# Task brief
Print every entry word for word, but omit the pictures.

# Supplied information
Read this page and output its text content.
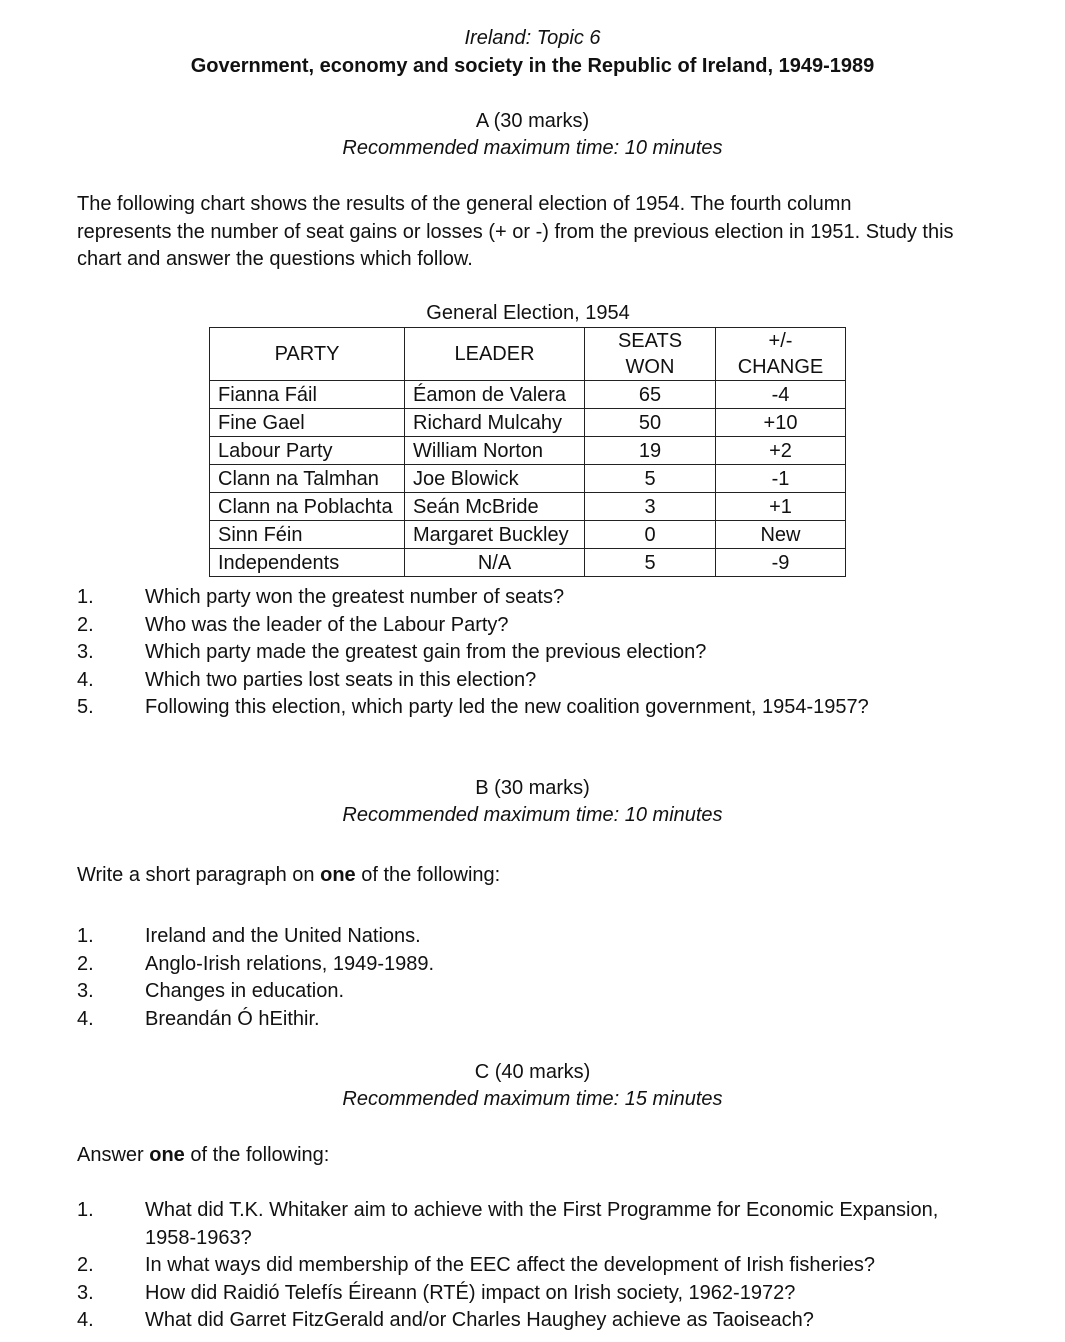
Ireland: Topic 6
Government, economy and society in the Republic of Ireland, 1949-1989
A (30 marks)
Recommended maximum time: 10 minutes
The following chart shows the results of the general election of 1954. The fourth column
represents the number of seat gains or losses (+ or -) from the previous election in 1951. Study this
chart and answer the questions which follow.
General Election, 1954
PARTY	LEADER	SEATS WON	+/- CHANGE
Fianna Fáil	Éamon de Valera	65	-4
Fine Gael	Richard Mulcahy	50	+10
Labour Party	William Norton	19	+2
Clann na Talmhan	Joe Blowick	5	-1
Clann na Poblachta	Seán McBride	3	+1
Sinn Féin	Margaret Buckley	0	New
Independents	N/A	5	-9
1.	Which party won the greatest number of seats?
2.	Who was the leader of the Labour Party?
3.	Which party made the greatest gain from the previous election?
4.	Which two parties lost seats in this election?
5.	Following this election, which party led the new coalition government, 1954-1957?
B (30 marks)
Recommended maximum time: 10 minutes
Write a short paragraph on one of the following:
1.	Ireland and the United Nations.
2.	Anglo-Irish relations, 1949-1989.
3.	Changes in education.
4.	Breandán Ó hEithir.
C (40 marks)
Recommended maximum time: 15 minutes
Answer one of the following:
1.	What did T.K. Whitaker aim to achieve with the First Programme for Economic Expansion, 1958-1963?
2.	In what ways did membership of the EEC affect the development of Irish fisheries?
3.	How did Raidió Telefís Éireann (RTÉ) impact on Irish society, 1962-1972?
4.	What did Garret FitzGerald and/or Charles Haughey achieve as Taoiseach?
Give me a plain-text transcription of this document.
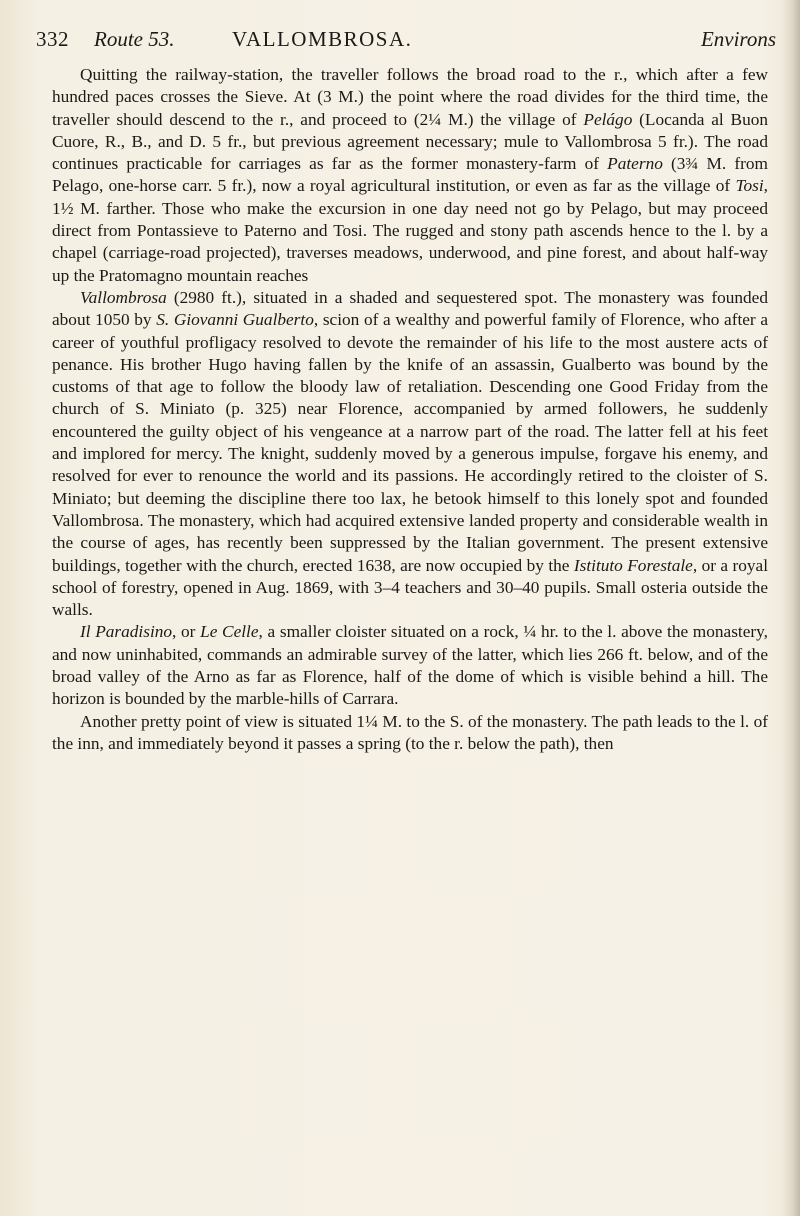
332 Route 53.	VALLOMBROSA.	Environs

Quitting the railway-station, the traveller follows the broad road to the r., which after a few hundred paces crosses the Sieve. At (3 M.) the point where the road divides for the third time, the traveller should descend to the r., and proceed to (2¼ M.) the village of Pelágo (Locanda al Buon Cuore, R., B., and D. 5 fr., but previous agreement necessary; mule to Vallombrosa 5 fr.). The road continues practicable for carriages as far as the former monastery-farm of Paterno (3¾ M. from Pelago, one-horse carr. 5 fr.), now a royal agricultural institution, or even as far as the village of Tosi, 1½ M. farther. Those who make the excursion in one day need not go by Pelago, but may proceed direct from Pontassieve to Paterno and Tosi. The rugged and stony path ascends hence to the l. by a chapel (carriage-road projected), traverses meadows, underwood, and pine forest, and about half-way up the Pratomagno mountain reaches

Vallombrosa (2980 ft.), situated in a shaded and sequestered spot. The monastery was founded about 1050 by S. Giovanni Gualberto, scion of a wealthy and powerful family of Florence, who after a career of youthful profligacy resolved to devote the remainder of his life to the most austere acts of penance. His brother Hugo having fallen by the knife of an assassin, Gualberto was bound by the customs of that age to follow the bloody law of retaliation. Descending one Good Friday from the church of S. Miniato (p. 325) near Florence, accompanied by armed followers, he suddenly encountered the guilty object of his vengeance at a narrow part of the road. The latter fell at his feet and implored for mercy. The knight, suddenly moved by a generous impulse, forgave his enemy, and resolved for ever to renounce the world and its passions. He accordingly retired to the cloister of S. Miniato; but deeming the discipline there too lax, he betook himself to this lonely spot and founded Vallombrosa. The monastery, which had acquired extensive landed property and considerable wealth in the course of ages, has recently been suppressed by the Italian government. The present extensive buildings, together with the church, erected 1638, are now occupied by the Istituto Forestale, or a royal school of forestry, opened in Aug. 1869, with 3–4 teachers and 30–40 pupils. Small osteria outside the walls.

Il Paradisino, or Le Celle, a smaller cloister situated on a rock, ¼ hr. to the l. above the monastery, and now uninhabited, commands an admirable survey of the latter, which lies 266 ft. below, and of the broad valley of the Arno as far as Florence, half of the dome of which is visible behind a hill. The horizon is bounded by the marble-hills of Carrara.

Another pretty point of view is situated 1¼ M. to the S. of the monastery. The path leads to the l. of the inn, and immediately beyond it passes a spring (to the r. below the path), then
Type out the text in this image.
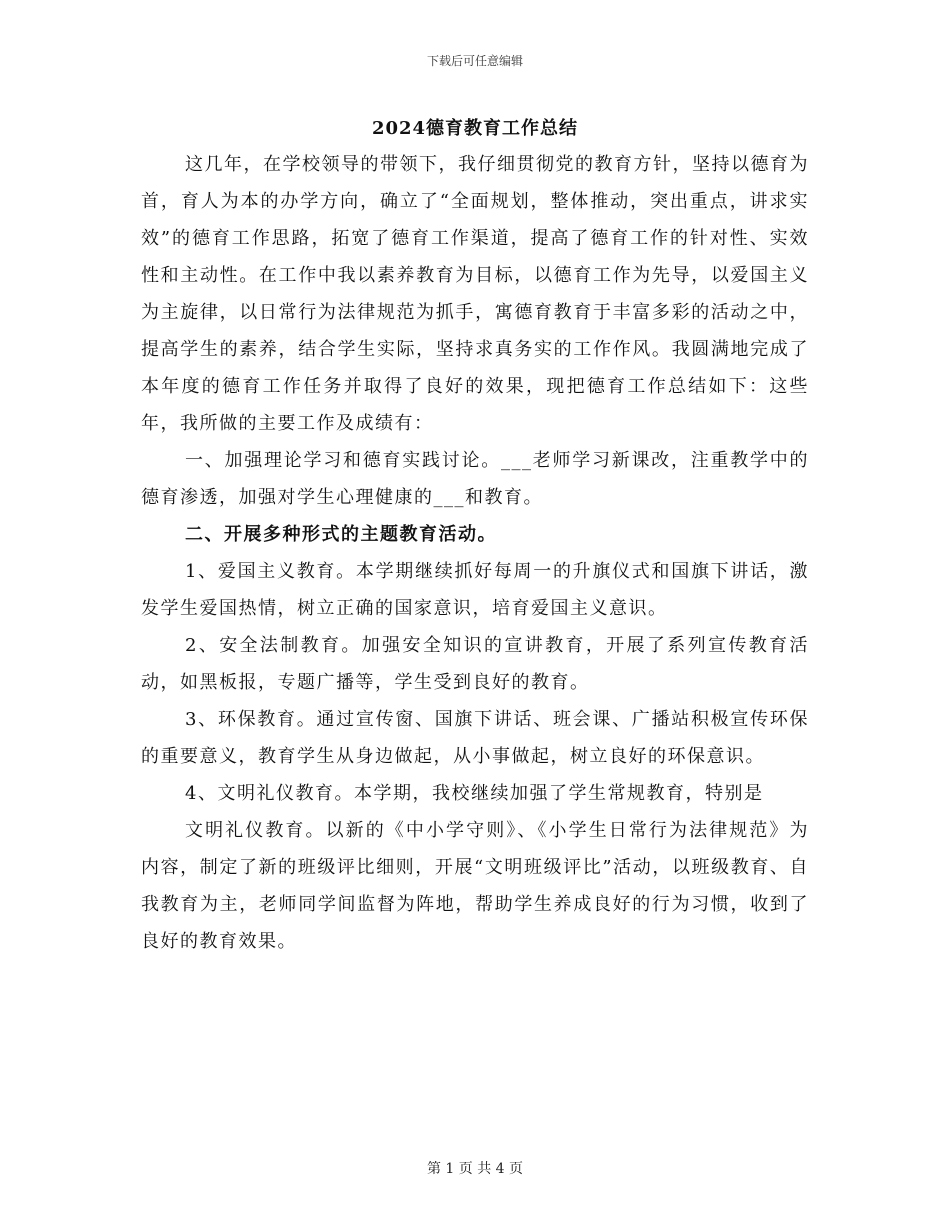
下载后可任意编辑
2024德育教育工作总结

这几年，在学校领导的带领下，我仔细贯彻党的教育方针，坚持以德育为首，育人为本的办学方向，确立了“全面规划，整体推动，突出重点，讲求实效”的德育工作思路，拓宽了德育工作渠道，提高了德育工作的针对性、实效性和主动性。在工作中我以素养教育为目标，以德育工作为先导，以爱国主义为主旋律，以日常行为法律规范为抓手，寓德育教育于丰富多彩的活动之中，提高学生的素养，结合学生实际，坚持求真务实的工作作风。我圆满地完成了本年度的德育工作任务并取得了良好的效果，现把德育工作总结如下：这些年，我所做的主要工作及成绩有：

一、加强理论学习和德育实践讨论。___老师学习新课改，注重教学中的德育渗透，加强对学生心理健康的___和教育。

二、开展多种形式的主题教育活动。

1、爱国主义教育。本学期继续抓好每周一的升旗仪式和国旗下讲话，激发学生爱国热情，树立正确的国家意识，培育爱国主义意识。

2、安全法制教育。加强安全知识的宣讲教育，开展了系列宣传教育活动，如黑板报，专题广播等，学生受到良好的教育。

3、环保教育。通过宣传窗、国旗下讲话、班会课、广播站积极宣传环保的重要意义，教育学生从身边做起，从小事做起，树立良好的环保意识。

4、文明礼仪教育。本学期，我校继续加强了学生常规教育，特别是

文明礼仪教育。以新的《中小学守则》、《小学生日常行为法律规范》为内容，制定了新的班级评比细则，开展“文明班级评比”活动，以班级教育、自我教育为主，老师同学间监督为阵地，帮助学生养成良好的行为习惯，收到了良好的教育效果。

第 1 页 共 4 页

# Solution
Read this page and output its text content.
Ireland: Topic 6
Government, economy and society in the Republic of Ireland, 1949-1989
A (30 marks)
Recommended maximum time: 10 minutes
The following chart shows the results of the general election of 1954. The fourth column
represents the number of seat gains or losses (+ or -) from the previous election in 1951. Study this
chart and answer the questions which follow.
General Election, 1954
PARTY	LEADER	SEATS WON	+/- CHANGE
Fianna Fáil	Éamon de Valera	65	-4
Fine Gael	Richard Mulcahy	50	+10
Labour Party	William Norton	19	+2
Clann na Talmhan	Joe Blowick	5	-1
Clann na Poblachta	Seán McBride	3	+1
Sinn Féin	Margaret Buckley	0	New
Independents	N/A	5	-9
1.	Which party won the greatest number of seats?
2.	Who was the leader of the Labour Party?
3.	Which party made the greatest gain from the previous election?
4.	Which two parties lost seats in this election?
5.	Following this election, which party led the new coalition government, 1954-1957?
B (30 marks)
Recommended maximum time: 10 minutes
Write a short paragraph on one of the following:
1.	Ireland and the United Nations.
2.	Anglo-Irish relations, 1949-1989.
3.	Changes in education.
4.	Breandán Ó hEithir.
C (40 marks)
Recommended maximum time: 15 minutes
Answer one of the following:
1.	What did T.K. Whitaker aim to achieve with the First Programme for Economic Expansion, 1958-1963?
2.	In what ways did membership of the EEC affect the development of Irish fisheries?
3.	How did Raidió Telefís Éireann (RTÉ) impact on Irish society, 1962-1972?
4.	What did Garret FitzGerald and/or Charles Haughey achieve as Taoiseach?
Give me a plain-text transcription of this document.
332 Route 53.	VALLOMBROSA.	Environs

Quitting the railway-station, the traveller follows the broad road to the r., which after a few hundred paces crosses the Sieve. At (3 M.) the point where the road divides for the third time, the traveller should descend to the r., and proceed to (2¼ M.) the village of Pelágo (Locanda al Buon Cuore, R., B., and D. 5 fr., but previous agreement necessary; mule to Vallombrosa 5 fr.). The road continues practicable for carriages as far as the former monastery-farm of Paterno (3¾ M. from Pelago, one-horse carr. 5 fr.), now a royal agricultural institution, or even as far as the village of Tosi, 1½ M. farther. Those who make the excursion in one day need not go by Pelago, but may proceed direct from Pontassieve to Paterno and Tosi. The rugged and stony path ascends hence to the l. by a chapel (carriage-road projected), traverses meadows, underwood, and pine forest, and about half-way up the Pratomagno mountain reaches

Vallombrosa (2980 ft.), situated in a shaded and sequestered spot. The monastery was founded about 1050 by S. Giovanni Gualberto, scion of a wealthy and powerful family of Florence, who after a career of youthful profligacy resolved to devote the remainder of his life to the most austere acts of penance. His brother Hugo having fallen by the knife of an assassin, Gualberto was bound by the customs of that age to follow the bloody law of retaliation. Descending one Good Friday from the church of S. Miniato (p. 325) near Florence, accompanied by armed followers, he suddenly encountered the guilty object of his vengeance at a narrow part of the road. The latter fell at his feet and implored for mercy. The knight, suddenly moved by a generous impulse, forgave his enemy, and resolved for ever to renounce the world and its passions. He accordingly retired to the cloister of S. Miniato; but deeming the discipline there too lax, he betook himself to this lonely spot and founded Vallombrosa. The monastery, which had acquired extensive landed property and considerable wealth in the course of ages, has recently been suppressed by the Italian government. The present extensive buildings, together with the church, erected 1638, are now occupied by the Istituto Forestale, or a royal school of forestry, opened in Aug. 1869, with 3–4 teachers and 30–40 pupils. Small osteria outside the walls.

Il Paradisino, or Le Celle, a smaller cloister situated on a rock, ¼ hr. to the l. above the monastery, and now uninhabited, commands an admirable survey of the latter, which lies 266 ft. below, and of the broad valley of the Arno as far as Florence, half of the dome of which is visible behind a hill. The horizon is bounded by the marble-hills of Carrara.

Another pretty point of view is situated 1¼ M. to the S. of the monastery. The path leads to the l. of the inn, and immediately beyond it passes a spring (to the r. below the path), then
Type out the text in this image.
下载后可任意编辑
2024德育教育工作总结

这几年，在学校领导的带领下，我仔细贯彻党的教育方针，坚持以德育为首，育人为本的办学方向，确立了“全面规划，整体推动，突出重点，讲求实效”的德育工作思路，拓宽了德育工作渠道，提高了德育工作的针对性、实效性和主动性。在工作中我以素养教育为目标，以德育工作为先导，以爱国主义为主旋律，以日常行为法律规范为抓手，寓德育教育于丰富多彩的活动之中，提高学生的素养，结合学生实际，坚持求真务实的工作作风。我圆满地完成了本年度的德育工作任务并取得了良好的效果，现把德育工作总结如下：这些年，我所做的主要工作及成绩有：

一、加强理论学习和德育实践讨论。___老师学习新课改，注重教学中的德育渗透，加强对学生心理健康的___和教育。

二、开展多种形式的主题教育活动。

1、爱国主义教育。本学期继续抓好每周一的升旗仪式和国旗下讲话，激发学生爱国热情，树立正确的国家意识，培育爱国主义意识。

2、安全法制教育。加强安全知识的宣讲教育，开展了系列宣传教育活动，如黑板报，专题广播等，学生受到良好的教育。

3、环保教育。通过宣传窗、国旗下讲话、班会课、广播站积极宣传环保的重要意义，教育学生从身边做起，从小事做起，树立良好的环保意识。

4、文明礼仪教育。本学期，我校继续加强了学生常规教育，特别是

文明礼仪教育。以新的《中小学守则》、《小学生日常行为法律规范》为内容，制定了新的班级评比细则，开展“文明班级评比”活动，以班级教育、自我教育为主，老师同学间监督为阵地，帮助学生养成良好的行为习惯，收到了良好的教育效果。

第 1 页 共 4 页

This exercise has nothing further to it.